_DOCUMENT TEXT_
------

Re: scheduler small changes

Amit Kulkarni Fri, 31 May 2019 22:04:50 -0700

Hi,

Sorry for slacking off earlier, I was trying to recharge myself with some time 
off without looking at kernel code, and come back with a renewed focus.


> > > Regarding the choice of deriving quantum from the priority, are you sure
> > > the priorities are correct?  Should we keep priorities?  Or if userland
> > > needs priorities shouldn't we convert quantum into priority and not the
> > > other way around?
> > 
> > I am not entirely sure of the p_priority/usrpri/estcpu/load_avg 
> > calculations, as I am still trying to make sense of the code. But once we 
> > make sure all the p_priority calculations are consistent, I think the 
> > priorities are the way to go.
> 
> Why?  What's your goal?  In other words what kind of scheduling policy you
> want?  When should another thread be selected?  What about preemption? 

We should continue polishing current scheduling policy, maybe simplify it a 
bit. I can't answer this question right now, as I am still trying to understand 
the current design and the issues it is having.

> > If we go by deadlines, we will not have a way to understand how a proc is 
> > behaving in real time
> 
> What do you mean by behaving?  How much time did it spend running?  On
> which CPU?  Can't we monitor that?

To clarify and make sure what is a deadline: a deadline is a monotonically 
increasing counter, a single increment indicates 10 ms slice is consumed. I was 
not sure how that would tell us about the recent past i.e. within the last 1 
sec, whether it had used any CPU. I am not sure how we can monitor a p_deadline 
unless we add some other proc variables into the calculation. Like how we use 
p_estcpu or p_cpticks to derive p_priority.

I recently read up on Linux CFS here on this page: 
https://doc.opensuse.org/documentation/leap/tuning/html/book.sle.tuning/cha.tuning.taskscheduler.html
 One way to do the scheduling with a p_deadline could be from Section 13.3.1 
How CFS Works:

"When CFS schedules a task it accumulates “virtual runtime” or vruntime. The 
next task picked to run is always the task with the minimum accumulated 
vruntime so far. By balancing the red-black tree when tasks are inserted into 
the run queue (a planned time line of processes to be executed next), the task 
with the minimum vruntime is always the first entry in the red-black tree.

The amount of vruntime a task accrues is related to its priority. High priority 
tasks gain vruntime at a slower rate than low priority tasks, which results in 
high priority tasks being picked to run on the processor more often."

------

_EXCERPTED RECORDS_
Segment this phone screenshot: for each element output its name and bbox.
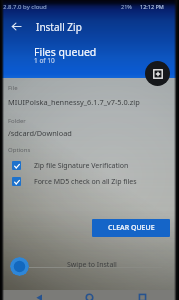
button[interactable]: Recents <box>136 293 149 300</box>
staticText: 2.8.7.0 by cloud <box>3 3 47 11</box>
staticText: Folder <box>8 117 26 125</box>
button[interactable]: Add file <box>145 61 170 86</box>
staticText: Options <box>8 146 31 154</box>
button[interactable]: Home <box>83 293 96 300</box>
staticText: Swipe to Install <box>67 260 117 270</box>
staticText: Install Zip <box>36 20 82 34</box>
button[interactable]: Back <box>8 18 24 34</box>
button[interactable]: Force MD5 check on all Zip files <box>12 176 162 187</box>
button[interactable]: Zip file Signature Verification <box>12 160 162 171</box>
staticText: 12:12 PM <box>140 3 164 10</box>
button[interactable]: Swipe to install <box>10 257 29 276</box>
staticText: MIUIPolska_hennessy_6.1.7_v7-5.0.zip <box>8 97 140 107</box>
button[interactable]: CLEAR QUEUE <box>92 219 170 237</box>
staticText: /sdcard/Download <box>8 128 72 138</box>
staticText: Files queued <box>34 45 97 59</box>
staticText: Force MD5 check on all Zip files <box>34 177 137 187</box>
staticText: File <box>8 84 18 92</box>
staticText: 21% <box>121 3 132 10</box>
staticText: Zip file Signature Verification <box>34 161 129 171</box>
staticText: CLEAR QUEUE <box>108 223 155 233</box>
staticText: 1 of 10 <box>34 56 55 65</box>
button[interactable]: Back <box>33 293 46 300</box>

------

_WHAT IS NEEDED_
Please carry on the mailing-list reply about scheduler changes, starting right after the quoted passage on how CFS works.

_RESULT OF THE TASK_
But again, this vruntime (deadline as used by Gregor/Michal) is used with 
priority. I think we cannot escape priority, as we support nice'ing a proc. 
Maybe there is a way to do scheduling decision without priority? At this time, 
it is beyond my understanding.

> > as a p_deadline is a history variable, how much a proc used its time 
> > slices. But if we stay with priorities, it is way simpler, and ranges 
> > strictly from 0 -> 127, and will work with current code. So the code 
> > changes will be minimal and easy to understand. Also, UNIX has historically 
> > had a concept of priority/nice levels, so I think we should stick with it.
> 
> So it's because it is simpler?  But if we follow this road, not changing
> anything is also simpler.  So why do you want to change the current
> code? :)

You got me there! :) We are all trying to improve, hopefully we keep it simple!

> > IMHO, a p_deadline field is a better substitute for p_slptime.
> 
> Why?

p_slptime is really only used for 
1) starting the swapper after a 10 sec boot delay
2) in choosing the parent process to swap out, which has a proc which is 
sleeping the most.
3) in setting the p_priority when waking up from sleep in sched_bsd.

For #1, we keep a 10 sec boot delay separately, for #2 we can substitute with a 
p_deadline, which is incremented right where p_cpticks is incremented, and we 
choose a proc with least amount of p_deadline in uvm_glue.c. For #3, in 
kern_synch, we can set the p_priority at the correct place(s) when a proc is 
coming back from SSLEEP, and in schedcpu() of sched_bsd.c we can update 
p_priority only for proc's with either a SONPROC or SRUN (reduced SCHED_LOCK() 
contention?), so p_slptime and updatepri() can completely go away. Note, this 
is theory only. Is this thinking valid?

> > The only reason I added quantum, was that I stumbled on the round robin 
> > interval buglet. Initially added a fixed 100 ms per proc, and then decided 
> > how much I could explore this quantum idea while still trying to keep the 
> > code understandable.
> 
> Which buglet?  Should we fix it?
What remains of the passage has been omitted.